MATERIAL TO PROCESS
========================
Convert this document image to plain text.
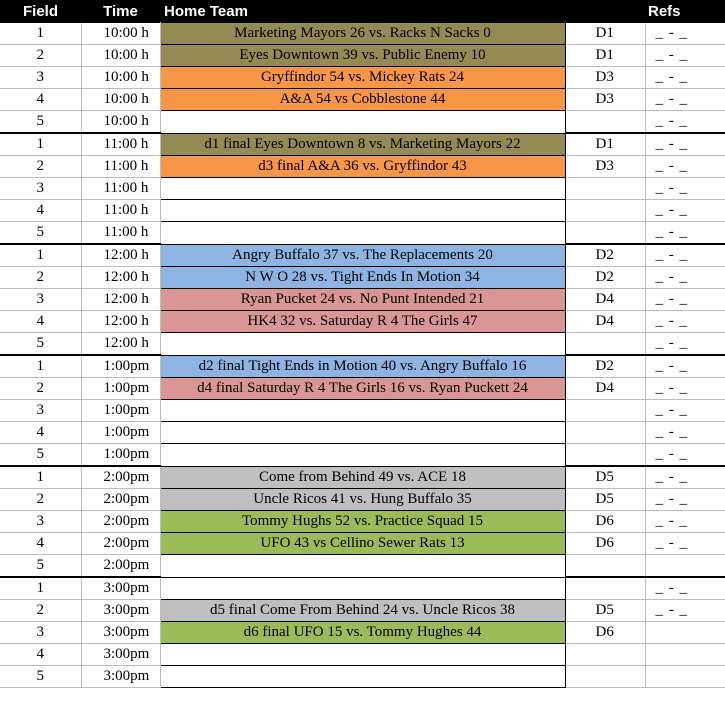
Field	Time	Home Team		Refs
1	10:00 h	Marketing Mayors 26 vs. Racks N Sacks 0	D1	_ - _
2	10:00 h	Eyes Downtown 39 vs. Public Enemy 10	D1	_ - _
3	10:00 h	Gryffindor 54 vs. Mickey Rats 24	D3	_ - _
4	10:00 h	A&A 54 vs Cobblestone 44	D3	_ - _
5	10:00 h			_ - _
1	11:00 h	d1 final Eyes Downtown 8 vs. Marketing Mayors 22	D1	_ - _
2	11:00 h	d3 final A&A 36 vs. Gryffindor 43	D3	_ - _
3	11:00 h			_ - _
4	11:00 h			_ - _
5	11:00 h			_ - _
1	12:00 h	Angry Buffalo 37 vs. The Replacements 20	D2	_ - _
2	12:00 h	N W O 28 vs. Tight Ends In Motion 34	D2	_ - _
3	12:00 h	Ryan Pucket 24 vs. No Punt Intended 21	D4	_ - _
4	12:00 h	HK4 32 vs. Saturday R 4 The Girls 47	D4	_ - _
5	12:00 h			_ - _
1	1:00pm	d2 final Tight Ends in Motion 40 vs. Angry Buffalo 16	D2	_ - _
2	1:00pm	d4 final Saturday R 4 The Girls 16 vs. Ryan Puckett 24	D4	_ - _
3	1:00pm			_ - _
4	1:00pm			_ - _
5	1:00pm			_ - _
1	2:00pm	Come from Behind 49 vs. ACE 18	D5	_ - _
2	2:00pm	Uncle Ricos 41 vs. Hung Buffalo 35	D5	_ - _
3	2:00pm	Tommy Hughs 52 vs. Practice Squad 15	D6	_ - _
4	2:00pm	UFO 43 vs Cellino Sewer Rats 13	D6	_ - _
5	2:00pm			
1	3:00pm			_ - _
2	3:00pm	d5 final Come From Behind 24 vs. Uncle Ricos 38	D5	_ - _
3	3:00pm	d6 final UFO 15 vs. Tommy Hughes 44	D6	
4	3:00pm			
5	3:00pm			
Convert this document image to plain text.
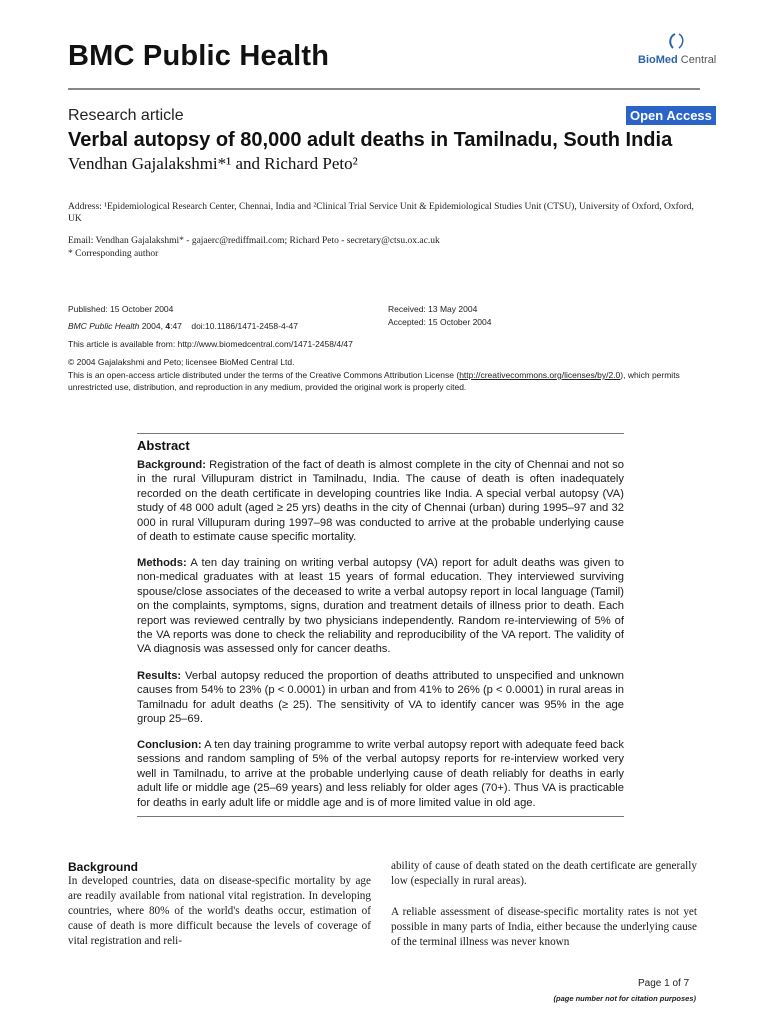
BMC Public Health	BioMed Central
Research article	Open Access
Verbal autopsy of 80,000 adult deaths in Tamilnadu, South India
Vendhan Gajalakshmi*¹ and Richard Peto²
Address: ¹Epidemiological Research Center, Chennai, India and ²Clinical Trial Service Unit & Epidemiological Studies Unit (CTSU), University of Oxford, Oxford, UK
Email: Vendhan Gajalakshmi* - gajaerc@rediffmail.com; Richard Peto - secretary@ctsu.ox.ac.uk
* Corresponding author
Published: 15 October 2004
BMC Public Health 2004, 4:47    doi:10.1186/1471-2458-4-47
Received: 13 May 2004
Accepted: 15 October 2004
This article is available from: http://www.biomedcentral.com/1471-2458/4/47
© 2004 Gajalakshmi and Peto; licensee BioMed Central Ltd.
This is an open-access article distributed under the terms of the Creative Commons Attribution License (http://creativecommons.org/licenses/by/2.0), which permits unrestricted use, distribution, and reproduction in any medium, provided the original work is properly cited.
Abstract
Background: Registration of the fact of death is almost complete in the city of Chennai and not so in the rural Villupuram district in Tamilnadu, India. The cause of death is often inadequately recorded on the death certificate in developing countries like India. A special verbal autopsy (VA) study of 48 000 adult (aged ≥ 25 yrs) deaths in the city of Chennai (urban) during 1995–97 and 32 000 in rural Villupuram during 1997–98 was conducted to arrive at the probable underlying cause of death to estimate cause specific mortality.
Methods: A ten day training on writing verbal autopsy (VA) report for adult deaths was given to non-medical graduates with at least 15 years of formal education. They interviewed surviving spouse/close associates of the deceased to write a verbal autopsy report in local language (Tamil) on the complaints, symptoms, signs, duration and treatment details of illness prior to death. Each report was reviewed centrally by two physicians independently. Random re-interviewing of 5% of the VA reports was done to check the reliability and reproducibility of the VA report. The validity of VA diagnosis was assessed only for cancer deaths.
Results: Verbal autopsy reduced the proportion of deaths attributed to unspecified and unknown causes from 54% to 23% (p < 0.0001) in urban and from 41% to 26% (p < 0.0001) in rural areas in Tamilnadu for adult deaths (≥ 25). The sensitivity of VA to identify cancer was 95% in the age group 25–69.
Conclusion: A ten day training programme to write verbal autopsy report with adequate feed back sessions and random sampling of 5% of the verbal autopsy reports for re-interview worked very well in Tamilnadu, to arrive at the probable underlying cause of death reliably for deaths in early adult life or middle age (25–69 years) and less reliably for older ages (70+). Thus VA is practicable for deaths in early adult life or middle age and is of more limited value in old age.
Background
In developed countries, data on disease-specific mortality by age are readily available from national vital registration. In developing countries, where 80% of the world's deaths occur, estimation of cause of death is more difficult because the levels of coverage of vital registration and reli-
ability of cause of death stated on the death certificate are generally low (especially in rural areas).
A reliable assessment of disease-specific mortality rates is not yet possible in many parts of India, either because the underlying cause of the terminal illness was never known
Page 1 of 7
(page number not for citation purposes)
========================
GIVEN INSTRUCTION
Copy the listing exactly. Any image in it stays out of the copy.

RESULT
Convert this document image to plain text.
Field	Time	Home Team		Refs
1	10:00 h	Marketing Mayors 26 vs. Racks N Sacks 0	D1	_ - _
2	10:00 h	Eyes Downtown 39 vs. Public Enemy 10	D1	_ - _
3	10:00 h	Gryffindor 54 vs. Mickey Rats 24	D3	_ - _
4	10:00 h	A&A 54 vs Cobblestone 44	D3	_ - _
5	10:00 h			_ - _
1	11:00 h	d1 final Eyes Downtown 8 vs. Marketing Mayors 22	D1	_ - _
2	11:00 h	d3 final A&A 36 vs. Gryffindor 43	D3	_ - _
3	11:00 h			_ - _
4	11:00 h			_ - _
5	11:00 h			_ - _
1	12:00 h	Angry Buffalo 37 vs. The Replacements 20	D2	_ - _
2	12:00 h	N W O 28 vs. Tight Ends In Motion 34	D2	_ - _
3	12:00 h	Ryan Pucket 24 vs. No Punt Intended 21	D4	_ - _
4	12:00 h	HK4 32 vs. Saturday R 4 The Girls 47	D4	_ - _
5	12:00 h			_ - _
1	1:00pm	d2 final Tight Ends in Motion 40 vs. Angry Buffalo 16	D2	_ - _
2	1:00pm	d4 final Saturday R 4 The Girls 16 vs. Ryan Puckett 24	D4	_ - _
3	1:00pm			_ - _
4	1:00pm			_ - _
5	1:00pm			_ - _
1	2:00pm	Come from Behind 49 vs. ACE 18	D5	_ - _
2	2:00pm	Uncle Ricos 41 vs. Hung Buffalo 35	D5	_ - _
3	2:00pm	Tommy Hughs 52 vs. Practice Squad 15	D6	_ - _
4	2:00pm	UFO 43 vs Cellino Sewer Rats 13	D6	_ - _
5	2:00pm			
1	3:00pm			_ - _
2	3:00pm	d5 final Come From Behind 24 vs. Uncle Ricos 38	D5	_ - _
3	3:00pm	d6 final UFO 15 vs. Tommy Hughes 44	D6	
4	3:00pm			
5	3:00pm			
Convert this document image to plain text.
BMC Public Health	BioMed Central
Research article	Open Access
Verbal autopsy of 80,000 adult deaths in Tamilnadu, South India
Vendhan Gajalakshmi*¹ and Richard Peto²
Address: ¹Epidemiological Research Center, Chennai, India and ²Clinical Trial Service Unit & Epidemiological Studies Unit (CTSU), University of Oxford, Oxford, UK
Email: Vendhan Gajalakshmi* - gajaerc@rediffmail.com; Richard Peto - secretary@ctsu.ox.ac.uk
* Corresponding author
Published: 15 October 2004
BMC Public Health 2004, 4:47    doi:10.1186/1471-2458-4-47
Received: 13 May 2004
Accepted: 15 October 2004
This article is available from: http://www.biomedcentral.com/1471-2458/4/47
© 2004 Gajalakshmi and Peto; licensee BioMed Central Ltd.
This is an open-access article distributed under the terms of the Creative Commons Attribution License (http://creativecommons.org/licenses/by/2.0), which permits unrestricted use, distribution, and reproduction in any medium, provided the original work is properly cited.
Abstract
Background: Registration of the fact of death is almost complete in the city of Chennai and not so in the rural Villupuram district in Tamilnadu, India. The cause of death is often inadequately recorded on the death certificate in developing countries like India. A special verbal autopsy (VA) study of 48 000 adult (aged ≥ 25 yrs) deaths in the city of Chennai (urban) during 1995–97 and 32 000 in rural Villupuram during 1997–98 was conducted to arrive at the probable underlying cause of death to estimate cause specific mortality.
Methods: A ten day training on writing verbal autopsy (VA) report for adult deaths was given to non-medical graduates with at least 15 years of formal education. They interviewed surviving spouse/close associates of the deceased to write a verbal autopsy report in local language (Tamil) on the complaints, symptoms, signs, duration and treatment details of illness prior to death. Each report was reviewed centrally by two physicians independently. Random re-interviewing of 5% of the VA reports was done to check the reliability and reproducibility of the VA report. The validity of VA diagnosis was assessed only for cancer deaths.
Results: Verbal autopsy reduced the proportion of deaths attributed to unspecified and unknown causes from 54% to 23% (p < 0.0001) in urban and from 41% to 26% (p < 0.0001) in rural areas in Tamilnadu for adult deaths (≥ 25). The sensitivity of VA to identify cancer was 95% in the age group 25–69.
Conclusion: A ten day training programme to write verbal autopsy report with adequate feed back sessions and random sampling of 5% of the verbal autopsy reports for re-interview worked very well in Tamilnadu, to arrive at the probable underlying cause of death reliably for deaths in early adult life or middle age (25–69 years) and less reliably for older ages (70+). Thus VA is practicable for deaths in early adult life or middle age and is of more limited value in old age.
Background
In developed countries, data on disease-specific mortality by age are readily available from national vital registration. In developing countries, where 80% of the world's deaths occur, estimation of cause of death is more difficult because the levels of coverage of vital registration and reli-
ability of cause of death stated on the death certificate are generally low (especially in rural areas).
A reliable assessment of disease-specific mortality rates is not yet possible in many parts of India, either because the underlying cause of the terminal illness was never known
Page 1 of 7
(page number not for citation purposes)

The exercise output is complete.